**Required work:** Check every line of the material below for the string "geçerlidir", and return the ones that have it.

>> start Material supplied

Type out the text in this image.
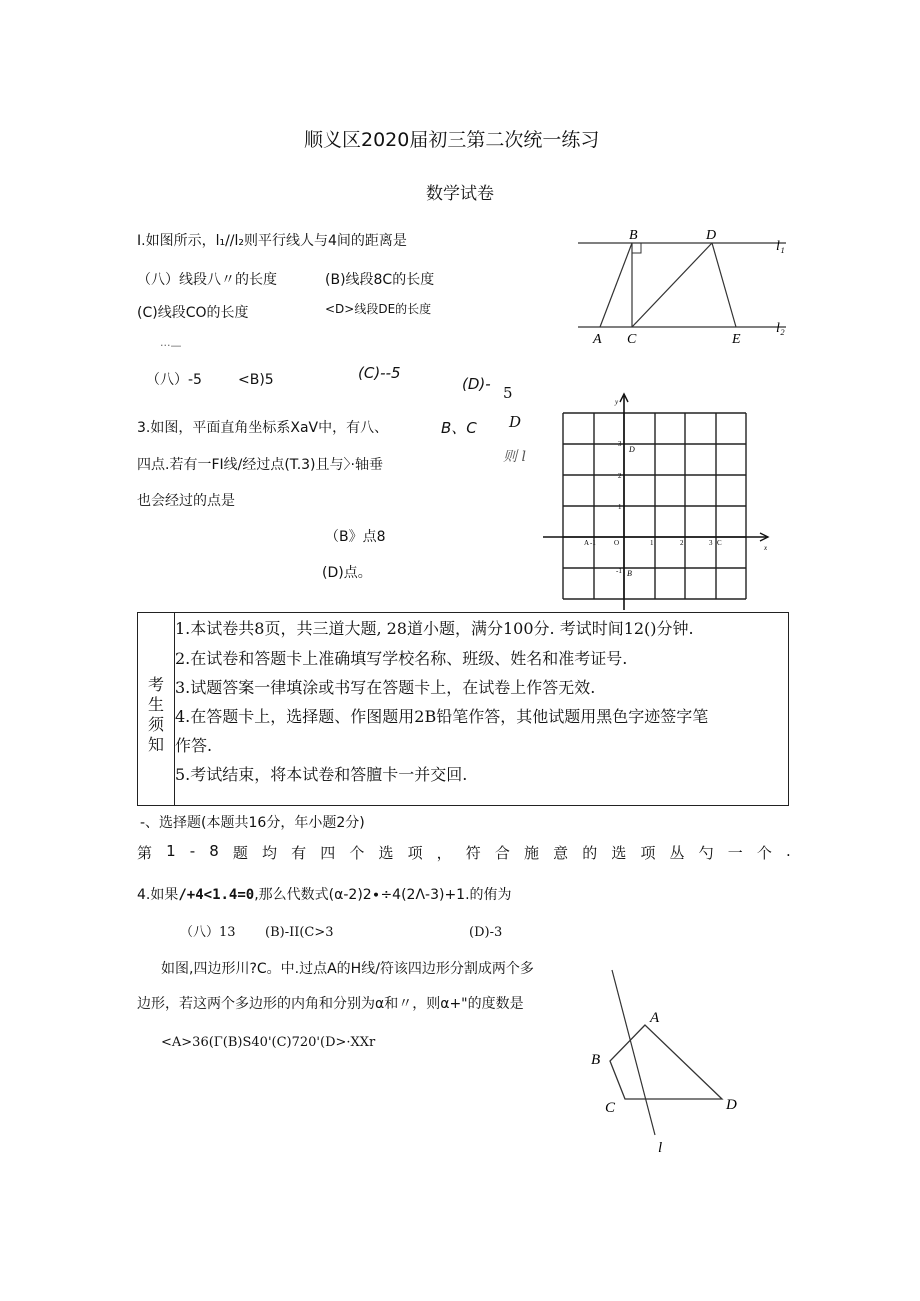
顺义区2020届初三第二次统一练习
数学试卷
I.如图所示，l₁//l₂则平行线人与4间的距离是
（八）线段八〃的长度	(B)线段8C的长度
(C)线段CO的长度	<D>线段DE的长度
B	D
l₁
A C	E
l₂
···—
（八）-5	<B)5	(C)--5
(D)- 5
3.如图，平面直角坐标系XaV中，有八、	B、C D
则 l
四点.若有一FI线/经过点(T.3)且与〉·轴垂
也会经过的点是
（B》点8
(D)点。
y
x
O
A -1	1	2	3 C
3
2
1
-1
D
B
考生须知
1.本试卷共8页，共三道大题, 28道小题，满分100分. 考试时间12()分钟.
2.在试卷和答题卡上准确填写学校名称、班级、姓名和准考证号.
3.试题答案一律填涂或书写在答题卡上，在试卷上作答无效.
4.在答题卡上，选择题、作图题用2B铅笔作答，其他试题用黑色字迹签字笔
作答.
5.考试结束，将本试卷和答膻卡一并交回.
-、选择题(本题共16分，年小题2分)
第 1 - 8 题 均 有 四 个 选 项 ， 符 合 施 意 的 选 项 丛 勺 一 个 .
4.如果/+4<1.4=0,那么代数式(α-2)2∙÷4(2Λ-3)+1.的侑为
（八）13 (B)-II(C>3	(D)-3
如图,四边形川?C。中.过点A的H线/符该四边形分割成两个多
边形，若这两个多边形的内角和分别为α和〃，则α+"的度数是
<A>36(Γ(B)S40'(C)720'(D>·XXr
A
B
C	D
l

>> end Material supplied
>> start Material supplied

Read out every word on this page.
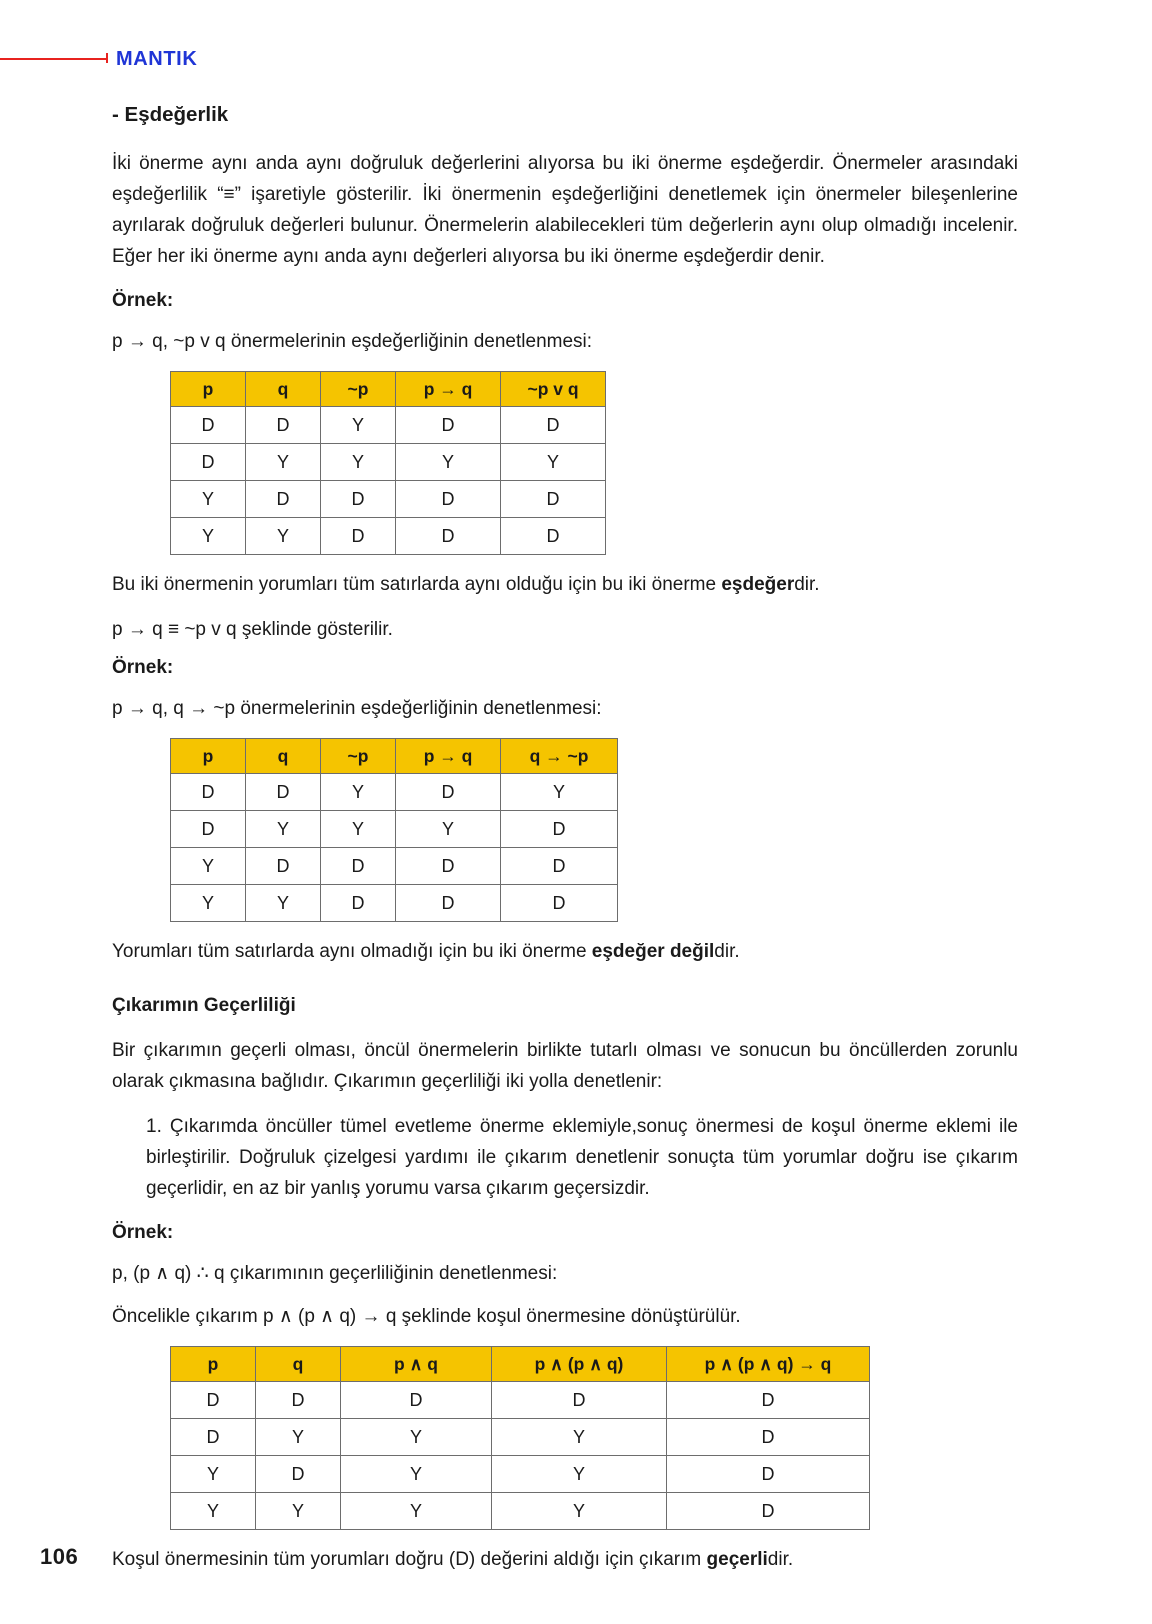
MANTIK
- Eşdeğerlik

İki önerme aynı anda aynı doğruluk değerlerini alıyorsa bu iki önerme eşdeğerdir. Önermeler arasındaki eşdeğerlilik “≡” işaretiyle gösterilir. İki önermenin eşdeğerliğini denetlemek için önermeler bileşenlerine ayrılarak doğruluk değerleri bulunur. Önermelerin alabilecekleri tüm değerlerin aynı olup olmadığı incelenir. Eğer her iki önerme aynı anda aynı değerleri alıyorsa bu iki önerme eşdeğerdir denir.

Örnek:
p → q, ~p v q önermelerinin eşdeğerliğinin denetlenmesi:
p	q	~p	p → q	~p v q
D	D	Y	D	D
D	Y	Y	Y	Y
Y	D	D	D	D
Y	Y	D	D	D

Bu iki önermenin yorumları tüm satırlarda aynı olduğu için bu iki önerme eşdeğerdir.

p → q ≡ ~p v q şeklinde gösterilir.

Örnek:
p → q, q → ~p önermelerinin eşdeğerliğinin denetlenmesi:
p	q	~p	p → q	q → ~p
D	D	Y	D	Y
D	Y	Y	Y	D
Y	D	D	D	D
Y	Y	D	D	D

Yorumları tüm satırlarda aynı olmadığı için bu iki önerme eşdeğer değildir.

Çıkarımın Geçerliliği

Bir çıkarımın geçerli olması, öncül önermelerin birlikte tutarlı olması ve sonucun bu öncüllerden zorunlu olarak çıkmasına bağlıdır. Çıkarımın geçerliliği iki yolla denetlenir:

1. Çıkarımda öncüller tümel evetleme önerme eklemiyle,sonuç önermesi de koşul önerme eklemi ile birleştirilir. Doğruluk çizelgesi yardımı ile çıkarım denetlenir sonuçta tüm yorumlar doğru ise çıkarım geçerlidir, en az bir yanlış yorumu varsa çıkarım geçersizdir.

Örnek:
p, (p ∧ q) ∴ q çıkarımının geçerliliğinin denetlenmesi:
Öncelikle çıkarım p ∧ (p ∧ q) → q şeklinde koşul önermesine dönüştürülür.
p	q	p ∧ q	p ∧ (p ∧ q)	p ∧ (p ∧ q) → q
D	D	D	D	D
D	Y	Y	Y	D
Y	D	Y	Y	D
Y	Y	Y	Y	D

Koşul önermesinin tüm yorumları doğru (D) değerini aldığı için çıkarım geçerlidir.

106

>> end Material supplied

**Answer for the task:**
1. Çıkarımda öncüller tümel evetleme önerme eklemiyle,sonuç önermesi de koşul önerme eklemi ile birleştirilir. Doğruluk çizelgesi yardımı ile çıkarım denetlenir sonuçta tüm yorumlar doğru ise çıkarım geçerlidir, en az bir yanlış yorumu varsa çıkarım geçersizdir.
Koşul önermesinin tüm yorumları doğru (D) değerini aldığı için çıkarım geçerlidir.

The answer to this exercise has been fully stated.